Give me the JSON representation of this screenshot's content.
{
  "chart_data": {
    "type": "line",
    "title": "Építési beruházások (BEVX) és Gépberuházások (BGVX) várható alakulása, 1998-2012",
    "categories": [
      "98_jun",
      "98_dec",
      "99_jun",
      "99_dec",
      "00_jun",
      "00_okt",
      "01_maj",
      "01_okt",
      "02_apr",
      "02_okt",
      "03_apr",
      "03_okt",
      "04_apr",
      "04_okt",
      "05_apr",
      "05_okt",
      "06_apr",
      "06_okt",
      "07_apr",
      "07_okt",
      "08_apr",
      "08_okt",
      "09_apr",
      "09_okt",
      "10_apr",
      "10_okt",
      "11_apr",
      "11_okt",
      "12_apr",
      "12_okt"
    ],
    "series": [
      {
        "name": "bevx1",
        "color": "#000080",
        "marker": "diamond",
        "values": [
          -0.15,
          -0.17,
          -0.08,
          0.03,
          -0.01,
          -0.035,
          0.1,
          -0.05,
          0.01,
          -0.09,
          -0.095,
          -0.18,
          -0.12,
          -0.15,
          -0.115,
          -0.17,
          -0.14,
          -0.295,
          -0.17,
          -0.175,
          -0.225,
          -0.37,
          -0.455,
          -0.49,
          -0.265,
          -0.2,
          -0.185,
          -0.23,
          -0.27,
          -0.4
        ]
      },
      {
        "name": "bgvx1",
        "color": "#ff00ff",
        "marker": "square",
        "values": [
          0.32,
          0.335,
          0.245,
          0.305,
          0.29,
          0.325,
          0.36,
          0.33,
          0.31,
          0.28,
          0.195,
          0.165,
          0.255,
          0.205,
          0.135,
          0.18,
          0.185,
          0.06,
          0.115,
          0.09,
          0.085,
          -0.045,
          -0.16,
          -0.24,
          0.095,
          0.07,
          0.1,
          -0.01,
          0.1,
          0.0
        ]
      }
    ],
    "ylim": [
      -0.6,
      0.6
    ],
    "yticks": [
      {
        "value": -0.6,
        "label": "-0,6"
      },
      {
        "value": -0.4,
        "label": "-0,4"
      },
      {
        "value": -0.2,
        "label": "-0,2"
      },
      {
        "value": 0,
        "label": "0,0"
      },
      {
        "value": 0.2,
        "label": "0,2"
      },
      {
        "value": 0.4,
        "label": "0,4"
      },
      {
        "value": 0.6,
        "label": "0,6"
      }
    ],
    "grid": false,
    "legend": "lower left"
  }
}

...

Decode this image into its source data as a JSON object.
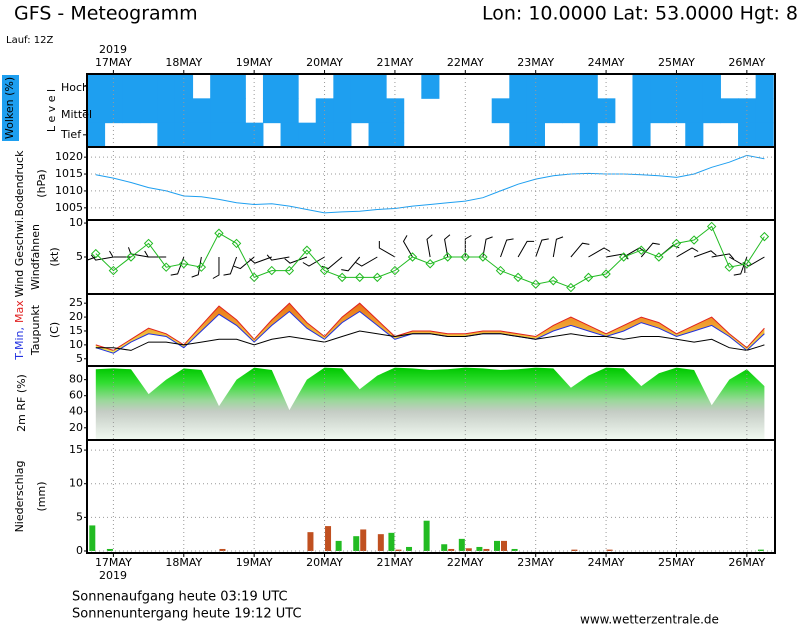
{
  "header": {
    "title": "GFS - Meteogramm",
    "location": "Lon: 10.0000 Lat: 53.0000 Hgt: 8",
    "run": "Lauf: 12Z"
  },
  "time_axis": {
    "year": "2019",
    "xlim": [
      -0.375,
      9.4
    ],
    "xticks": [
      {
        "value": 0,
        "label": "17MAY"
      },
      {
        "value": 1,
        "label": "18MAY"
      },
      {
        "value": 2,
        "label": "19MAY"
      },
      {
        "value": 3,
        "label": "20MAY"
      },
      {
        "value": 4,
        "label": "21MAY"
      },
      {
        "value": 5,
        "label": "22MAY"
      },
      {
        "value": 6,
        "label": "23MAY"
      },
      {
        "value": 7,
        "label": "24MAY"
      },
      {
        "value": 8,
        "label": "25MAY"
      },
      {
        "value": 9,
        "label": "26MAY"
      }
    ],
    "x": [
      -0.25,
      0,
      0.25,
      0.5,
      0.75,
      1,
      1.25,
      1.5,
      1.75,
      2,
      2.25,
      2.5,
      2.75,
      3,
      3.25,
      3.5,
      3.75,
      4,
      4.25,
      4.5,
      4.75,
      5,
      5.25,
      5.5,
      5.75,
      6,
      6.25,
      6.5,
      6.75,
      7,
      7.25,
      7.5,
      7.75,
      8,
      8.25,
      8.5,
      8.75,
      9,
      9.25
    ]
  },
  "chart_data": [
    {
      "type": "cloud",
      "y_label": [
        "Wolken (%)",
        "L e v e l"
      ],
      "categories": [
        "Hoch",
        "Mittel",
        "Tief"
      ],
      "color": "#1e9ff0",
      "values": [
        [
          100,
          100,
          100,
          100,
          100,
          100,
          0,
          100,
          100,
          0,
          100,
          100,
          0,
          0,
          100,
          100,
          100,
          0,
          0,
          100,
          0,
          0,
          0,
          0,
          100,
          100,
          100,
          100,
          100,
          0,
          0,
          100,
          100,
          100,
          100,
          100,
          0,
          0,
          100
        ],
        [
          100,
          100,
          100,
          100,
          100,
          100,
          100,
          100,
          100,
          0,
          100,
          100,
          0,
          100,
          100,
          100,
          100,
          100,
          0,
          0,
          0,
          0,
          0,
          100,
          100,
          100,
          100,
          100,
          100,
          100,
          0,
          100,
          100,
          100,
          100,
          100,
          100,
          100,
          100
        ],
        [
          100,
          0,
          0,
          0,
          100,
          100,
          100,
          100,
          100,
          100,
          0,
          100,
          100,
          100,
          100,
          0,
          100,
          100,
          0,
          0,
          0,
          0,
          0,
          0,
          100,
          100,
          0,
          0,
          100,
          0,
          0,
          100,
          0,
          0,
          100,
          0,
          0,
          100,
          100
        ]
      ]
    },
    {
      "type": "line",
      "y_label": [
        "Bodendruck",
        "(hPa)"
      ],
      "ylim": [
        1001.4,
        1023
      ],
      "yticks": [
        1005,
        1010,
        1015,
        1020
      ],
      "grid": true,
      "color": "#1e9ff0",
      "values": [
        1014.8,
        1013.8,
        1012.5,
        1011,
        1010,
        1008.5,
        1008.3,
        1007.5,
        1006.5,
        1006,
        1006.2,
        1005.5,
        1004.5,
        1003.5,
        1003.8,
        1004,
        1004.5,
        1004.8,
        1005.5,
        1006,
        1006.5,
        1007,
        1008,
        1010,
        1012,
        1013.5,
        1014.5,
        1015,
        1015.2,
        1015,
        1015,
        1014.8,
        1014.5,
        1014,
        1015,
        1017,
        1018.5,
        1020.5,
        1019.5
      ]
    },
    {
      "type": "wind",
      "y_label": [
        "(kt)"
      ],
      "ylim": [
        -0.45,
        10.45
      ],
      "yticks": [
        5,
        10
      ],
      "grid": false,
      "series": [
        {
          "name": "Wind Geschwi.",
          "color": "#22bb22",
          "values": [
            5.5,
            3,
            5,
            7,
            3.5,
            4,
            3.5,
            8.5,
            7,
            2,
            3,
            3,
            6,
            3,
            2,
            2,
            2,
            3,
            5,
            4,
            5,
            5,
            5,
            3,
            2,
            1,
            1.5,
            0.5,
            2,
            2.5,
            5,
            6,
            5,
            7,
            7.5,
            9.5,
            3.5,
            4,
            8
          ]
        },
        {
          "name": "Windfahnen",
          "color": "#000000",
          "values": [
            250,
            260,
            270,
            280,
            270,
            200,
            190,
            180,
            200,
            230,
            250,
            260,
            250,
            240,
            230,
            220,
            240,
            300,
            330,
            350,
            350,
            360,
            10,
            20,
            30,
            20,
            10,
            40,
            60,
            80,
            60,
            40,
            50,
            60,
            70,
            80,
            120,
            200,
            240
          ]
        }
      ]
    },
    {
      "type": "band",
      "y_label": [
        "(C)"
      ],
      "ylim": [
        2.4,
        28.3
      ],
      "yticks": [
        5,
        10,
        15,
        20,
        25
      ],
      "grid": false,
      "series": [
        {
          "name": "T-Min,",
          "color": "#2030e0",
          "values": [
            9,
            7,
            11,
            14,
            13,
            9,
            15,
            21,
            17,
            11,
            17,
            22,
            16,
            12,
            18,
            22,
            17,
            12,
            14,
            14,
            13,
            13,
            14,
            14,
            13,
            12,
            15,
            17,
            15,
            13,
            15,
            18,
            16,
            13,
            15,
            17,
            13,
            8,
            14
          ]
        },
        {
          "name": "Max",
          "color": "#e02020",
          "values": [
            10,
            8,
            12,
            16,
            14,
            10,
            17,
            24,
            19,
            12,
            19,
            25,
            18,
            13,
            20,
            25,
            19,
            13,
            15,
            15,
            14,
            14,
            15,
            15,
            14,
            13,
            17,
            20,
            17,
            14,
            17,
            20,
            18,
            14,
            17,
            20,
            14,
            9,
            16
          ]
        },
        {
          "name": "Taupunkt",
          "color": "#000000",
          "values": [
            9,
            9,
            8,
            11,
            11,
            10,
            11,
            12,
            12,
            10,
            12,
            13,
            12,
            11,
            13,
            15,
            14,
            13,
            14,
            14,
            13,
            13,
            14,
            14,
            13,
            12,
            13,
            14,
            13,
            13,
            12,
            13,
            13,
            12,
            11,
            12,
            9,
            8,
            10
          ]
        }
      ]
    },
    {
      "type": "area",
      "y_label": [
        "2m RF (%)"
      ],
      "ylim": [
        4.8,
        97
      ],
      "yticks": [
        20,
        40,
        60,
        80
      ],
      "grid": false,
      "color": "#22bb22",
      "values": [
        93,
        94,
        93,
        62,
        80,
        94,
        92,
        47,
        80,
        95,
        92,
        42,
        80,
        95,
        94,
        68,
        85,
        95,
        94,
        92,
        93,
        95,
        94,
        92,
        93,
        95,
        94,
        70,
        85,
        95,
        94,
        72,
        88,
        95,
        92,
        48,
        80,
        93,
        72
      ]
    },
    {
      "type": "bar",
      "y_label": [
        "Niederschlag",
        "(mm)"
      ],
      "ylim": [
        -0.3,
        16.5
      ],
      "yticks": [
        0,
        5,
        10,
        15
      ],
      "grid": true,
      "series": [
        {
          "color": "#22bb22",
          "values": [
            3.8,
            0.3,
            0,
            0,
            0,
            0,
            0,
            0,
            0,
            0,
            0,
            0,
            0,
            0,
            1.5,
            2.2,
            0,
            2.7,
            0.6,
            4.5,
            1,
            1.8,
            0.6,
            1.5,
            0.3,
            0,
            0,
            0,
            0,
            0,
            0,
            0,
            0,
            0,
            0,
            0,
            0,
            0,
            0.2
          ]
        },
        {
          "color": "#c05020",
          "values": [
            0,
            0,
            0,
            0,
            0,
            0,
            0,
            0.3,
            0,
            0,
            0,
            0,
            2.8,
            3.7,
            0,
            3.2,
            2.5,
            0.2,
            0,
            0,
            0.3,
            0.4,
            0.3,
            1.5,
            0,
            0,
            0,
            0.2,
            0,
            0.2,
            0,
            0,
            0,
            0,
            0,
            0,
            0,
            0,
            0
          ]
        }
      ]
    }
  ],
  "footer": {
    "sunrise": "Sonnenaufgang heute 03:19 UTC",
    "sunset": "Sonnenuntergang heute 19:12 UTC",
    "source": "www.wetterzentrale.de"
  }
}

# Exercise instructions:
State how many lines of the entries above include the word "source", offering no text other than the number.

# Solved problem:
2